[Dataset items]
════════
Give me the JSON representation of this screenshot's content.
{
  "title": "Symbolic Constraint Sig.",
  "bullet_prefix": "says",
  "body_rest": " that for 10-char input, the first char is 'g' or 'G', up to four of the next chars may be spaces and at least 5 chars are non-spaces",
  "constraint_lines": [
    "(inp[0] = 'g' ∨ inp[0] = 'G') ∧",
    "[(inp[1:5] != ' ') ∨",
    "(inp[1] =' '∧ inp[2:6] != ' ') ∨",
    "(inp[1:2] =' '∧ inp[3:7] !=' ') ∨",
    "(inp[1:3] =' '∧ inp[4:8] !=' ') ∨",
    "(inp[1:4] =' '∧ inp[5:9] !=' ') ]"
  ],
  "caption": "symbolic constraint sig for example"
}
════════
WORK INSTRUCTIONS. Restate the whole listing exactly, leaving out nothing.

FINAL RESULT.
Give me the JSON representation of this screenshot's content.
{
  "title": "Symbolic Constraint Sig.",
  "bullet_prefix": "says",
  "body_rest": " that for 10-char input, the first char is 'g' or 'G', up to four of the next chars may be spaces and at least 5 chars are non-spaces",
  "constraint_lines": [
    "(inp[0] = 'g' ∨ inp[0] = 'G') ∧",
    "[(inp[1:5] != ' ') ∨",
    "(inp[1] =' '∧ inp[2:6] != ' ') ∨",
    "(inp[1:2] =' '∧ inp[3:7] !=' ') ∨",
    "(inp[1:3] =' '∧ inp[4:8] !=' ') ∨",
    "(inp[1:4] =' '∧ inp[5:9] !=' ') ]"
  ],
  "caption": "symbolic constraint sig for example"
}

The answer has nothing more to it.